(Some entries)
————————
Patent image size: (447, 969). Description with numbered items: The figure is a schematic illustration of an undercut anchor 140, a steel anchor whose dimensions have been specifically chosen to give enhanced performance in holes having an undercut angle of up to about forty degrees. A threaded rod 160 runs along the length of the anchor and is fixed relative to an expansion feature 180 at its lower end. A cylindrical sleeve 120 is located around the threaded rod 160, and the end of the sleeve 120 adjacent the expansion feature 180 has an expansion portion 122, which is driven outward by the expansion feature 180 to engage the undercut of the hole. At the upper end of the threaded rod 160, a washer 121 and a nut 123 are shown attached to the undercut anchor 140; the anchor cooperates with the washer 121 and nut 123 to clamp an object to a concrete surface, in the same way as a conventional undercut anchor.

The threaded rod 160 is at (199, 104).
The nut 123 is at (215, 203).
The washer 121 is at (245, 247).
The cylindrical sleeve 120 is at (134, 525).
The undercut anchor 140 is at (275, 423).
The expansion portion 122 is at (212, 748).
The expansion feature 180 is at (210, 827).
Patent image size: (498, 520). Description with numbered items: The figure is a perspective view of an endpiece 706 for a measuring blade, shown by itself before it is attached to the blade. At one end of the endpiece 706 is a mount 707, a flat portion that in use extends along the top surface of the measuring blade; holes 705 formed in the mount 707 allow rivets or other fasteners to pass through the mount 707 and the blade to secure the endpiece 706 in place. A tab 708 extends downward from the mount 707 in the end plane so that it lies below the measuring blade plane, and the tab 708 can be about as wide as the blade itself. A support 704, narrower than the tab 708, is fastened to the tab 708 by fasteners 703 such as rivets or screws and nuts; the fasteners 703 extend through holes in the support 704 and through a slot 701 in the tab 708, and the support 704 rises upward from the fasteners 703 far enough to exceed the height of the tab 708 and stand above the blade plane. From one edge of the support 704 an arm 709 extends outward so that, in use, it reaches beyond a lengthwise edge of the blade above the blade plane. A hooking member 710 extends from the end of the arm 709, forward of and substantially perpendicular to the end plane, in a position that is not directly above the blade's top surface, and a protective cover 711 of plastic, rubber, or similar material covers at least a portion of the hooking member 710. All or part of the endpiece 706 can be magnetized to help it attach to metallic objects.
————————
• _Problem requirements_: Reproduce every line of the entries above verbatim, from first to last.

• _Written solution_:
Patent image size: (447, 969). Description with numbered items: The figure is a schematic illustration of an undercut anchor 140, a steel anchor whose dimensions have been specifically chosen to give enhanced performance in holes having an undercut angle of up to about forty degrees. A threaded rod 160 runs along the length of the anchor and is fixed relative to an expansion feature 180 at its lower end. A cylindrical sleeve 120 is located around the threaded rod 160, and the end of the sleeve 120 adjacent the expansion feature 180 has an expansion portion 122, which is driven outward by the expansion feature 180 to engage the undercut of the hole. At the upper end of the threaded rod 160, a washer 121 and a nut 123 are shown attached to the undercut anchor 140; the anchor cooperates with the washer 121 and nut 123 to clamp an object to a concrete surface, in the same way as a conventional undercut anchor.

The threaded rod 160 is at (199, 104).
The nut 123 is at (215, 203).
The washer 121 is at (245, 247).
The cylindrical sleeve 120 is at (134, 525).
The undercut anchor 140 is at (275, 423).
The expansion portion 122 is at (212, 748).
The expansion feature 180 is at (210, 827).
Patent image size: (498, 520). Description with numbered items: The figure is a perspective view of an endpiece 706 for a measuring blade, shown by itself before it is attached to the blade. At one end of the endpiece 706 is a mount 707, a flat portion that in use extends along the top surface of the measuring blade; holes 705 formed in the mount 707 allow rivets or other fasteners to pass through the mount 707 and the blade to secure the endpiece 706 in place. A tab 708 extends downward from the mount 707 in the end plane so that it lies below the measuring blade plane, and the tab 708 can be about as wide as the blade itself. A support 704, narrower than the tab 708, is fastened to the tab 708 by fasteners 703 such as rivets or screws and nuts; the fasteners 703 extend through holes in the support 704 and through a slot 701 in the tab 708, and the support 704 rises upward from the fasteners 703 far enough to exceed the height of the tab 708 and stand above the blade plane. From one edge of the support 704 an arm 709 extends outward so that, in use, it reaches beyond a lengthwise edge of the blade above the blade plane. A hooking member 710 extends from the end of the arm 709, forward of and substantially perpendicular to the end plane, in a position that is not directly above the blade's top surface, and a protective cover 711 of plastic, rubber, or similar material covers at least a portion of the hooking member 710. All or part of the endpiece 706 can be magnetized to help it attach to metallic objects.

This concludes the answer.